* [Dataset]
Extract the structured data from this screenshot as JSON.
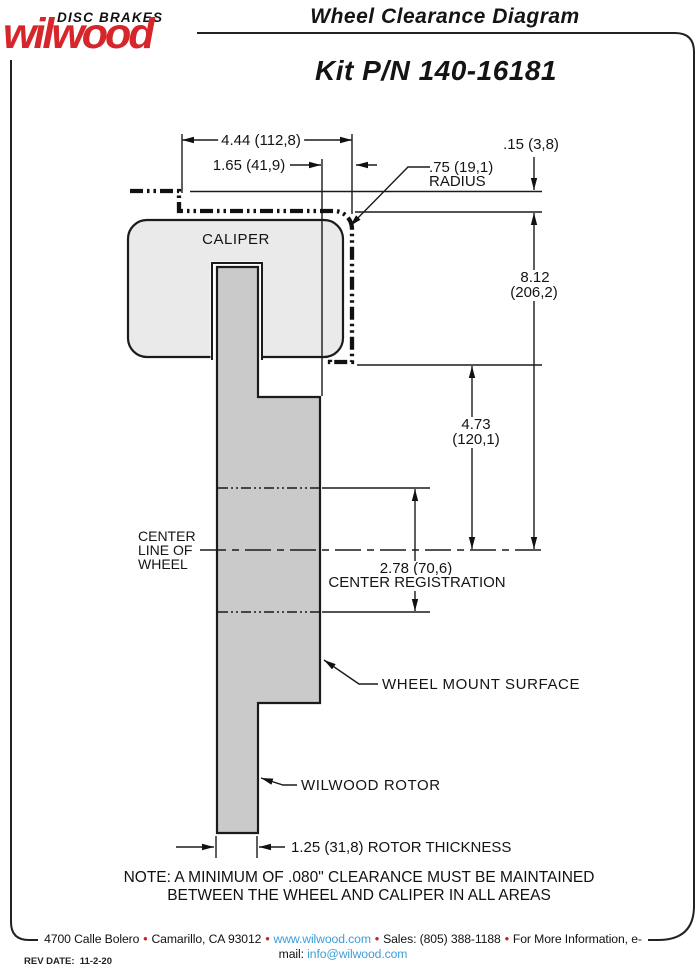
{
  "header": {
    "brand_top": "DISC BRAKES",
    "brand_name": "wilwood",
    "title": "Wheel Clearance Diagram",
    "kit": "Kit P/N 140-16181"
  },
  "diagram": {
    "caliper_label": "CALIPER",
    "centerline_label_1": "CENTER",
    "centerline_label_2": "LINE OF",
    "centerline_label_3": "WHEEL",
    "wheel_mount_label": "WHEEL MOUNT SURFACE",
    "rotor_label": "WILWOOD ROTOR",
    "dims": {
      "overall_width": "4.44 (112,8)",
      "rotor_to_mount": "1.65 (41,9)",
      "radius_value": ".75 (19,1)",
      "radius_word": "RADIUS",
      "top_clearance": ".15 (3,8)",
      "overall_height_in": "8.12",
      "overall_height_mm": "(206,2)",
      "mount_to_centerline_in": "4.73",
      "mount_to_centerline_mm": "(120,1)",
      "center_registration_value": "2.78 (70,6)",
      "center_registration_label": "CENTER REGISTRATION",
      "rotor_thickness": "1.25 (31,8) ROTOR THICKNESS"
    },
    "note_line1": "NOTE: A MINIMUM OF .080\" CLEARANCE MUST BE MAINTAINED",
    "note_line2": "BETWEEN THE WHEEL AND CALIPER IN ALL AREAS"
  },
  "footer": {
    "address": "4700 Calle Bolero",
    "city": "Camarillo, CA 93012",
    "website": "www.wilwood.com",
    "sales": "Sales: (805) 388-1188",
    "info_text": "For More Information, e-mail:",
    "email": "info@wilwood.com",
    "bullet": "•",
    "rev_date": "REV DATE:  11-2-20"
  },
  "colors": {
    "brand_red": "#d6252b",
    "link_blue": "#3d9ed8",
    "bullet_red": "#cc2127",
    "caliper_fill": "#eaeaea",
    "rotor_fill": "#cacaca",
    "line_color": "#1b1b1b"
  }
}
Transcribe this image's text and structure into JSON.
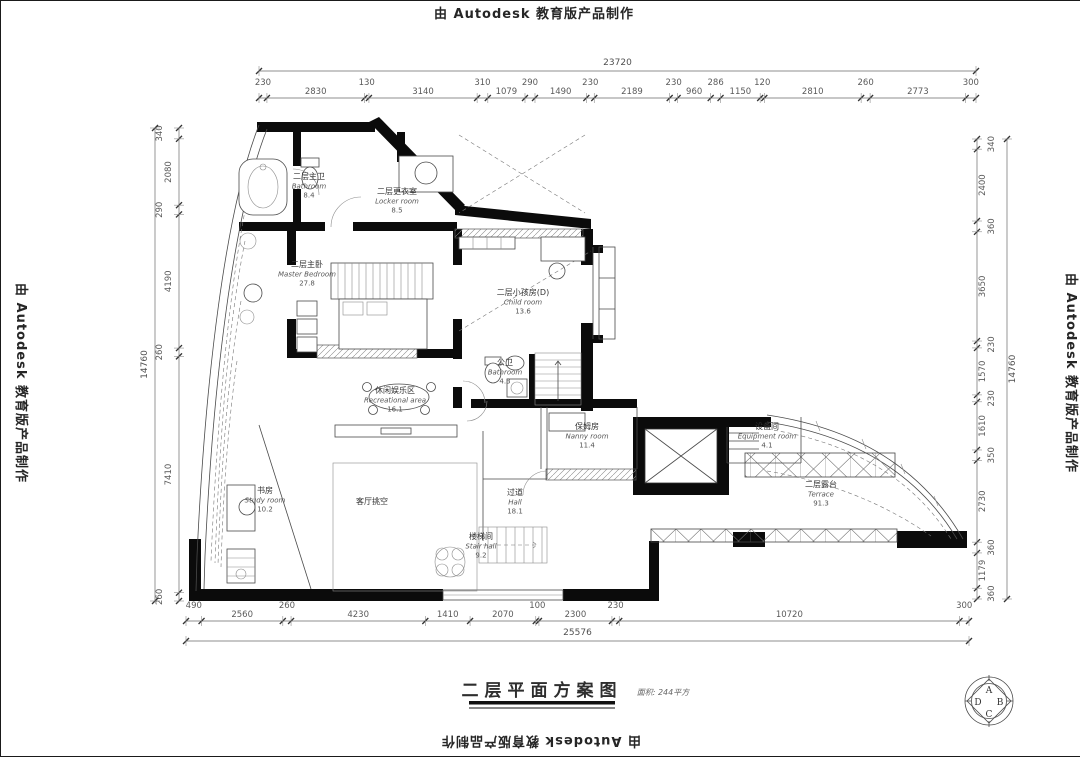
{
  "watermarks": {
    "top": "由 Autodesk 教育版产品制作",
    "bottom": "由 Autodesk 教育版产品制作",
    "left": "由 Autodesk 教育版产品制作",
    "right": "由 Autodesk 教育版产品制作"
  },
  "title": {
    "text": "二层平面方案图",
    "note": "面积: 244平方"
  },
  "logo": {
    "letters": [
      "A",
      "D",
      "B",
      "C"
    ]
  },
  "dims": {
    "top": {
      "overall": "23720",
      "values": [
        "230",
        "2830",
        "130",
        "3140",
        "310",
        "1079",
        "290",
        "1490",
        "230",
        "2189",
        "230",
        "960",
        "286",
        "1150",
        "120",
        "2810",
        "260",
        "2773",
        "300"
      ]
    },
    "bottom": {
      "overall": "25576",
      "values": [
        "490",
        "2560",
        "260",
        "4230",
        "1410",
        "2070",
        "100",
        "2300",
        "230",
        "10720",
        "300"
      ]
    },
    "left": {
      "overall": "14760",
      "values": [
        "340",
        "2080",
        "290",
        "4190",
        "260",
        "7410",
        "260"
      ]
    },
    "right": {
      "overall": "14760",
      "values": [
        "340",
        "2400",
        "360",
        "3650",
        "230",
        "1570",
        "230",
        "1610",
        "350",
        "2730",
        "360",
        "1179",
        "360"
      ]
    }
  },
  "rooms": [
    {
      "id": "master-bathroom",
      "zh": "二层主卫",
      "en": "Bathroom",
      "area": "8.4"
    },
    {
      "id": "locker-room",
      "zh": "二层更衣室",
      "en": "Locker room",
      "area": "8.5"
    },
    {
      "id": "master-bedroom",
      "zh": "二层主卧",
      "en": "Master Bedroom",
      "area": "27.8"
    },
    {
      "id": "child-room-d",
      "zh": "二层小孩房(D)",
      "en": "Child room",
      "area": "13.6"
    },
    {
      "id": "public-bathroom",
      "zh": "公卫",
      "en": "Bathroom",
      "area": "4.3"
    },
    {
      "id": "recreation-area",
      "zh": "休闲娱乐区",
      "en": "Recreational area",
      "area": "16.1"
    },
    {
      "id": "study-room",
      "zh": "书房",
      "en": "Study room",
      "area": "10.2"
    },
    {
      "id": "living-void",
      "zh": "客厅挑空",
      "en": "",
      "area": ""
    },
    {
      "id": "hall",
      "zh": "过道",
      "en": "Hall",
      "area": "18.1"
    },
    {
      "id": "stair-hall",
      "zh": "楼梯间",
      "en": "Stair hall",
      "area": "9.2"
    },
    {
      "id": "nanny-room",
      "zh": "保姆房",
      "en": "Nanny room",
      "area": "11.4"
    },
    {
      "id": "equipment-room",
      "zh": "设备间",
      "en": "Equipment room",
      "area": "4.1"
    },
    {
      "id": "terrace",
      "zh": "二层露台",
      "en": "Terrace",
      "area": "91.3"
    }
  ],
  "colors": {
    "wall": "#0b0b0b",
    "line": "#4a4a4a",
    "dim_text": "#5a5a5a",
    "background": "#ffffff"
  }
}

* [What is expected] Search the entries for the string "this" and collect each line that has it.

* [Completed task]
Extract the structured data from this screenshot as JSON.
Transcribe this image's text and structure into JSON.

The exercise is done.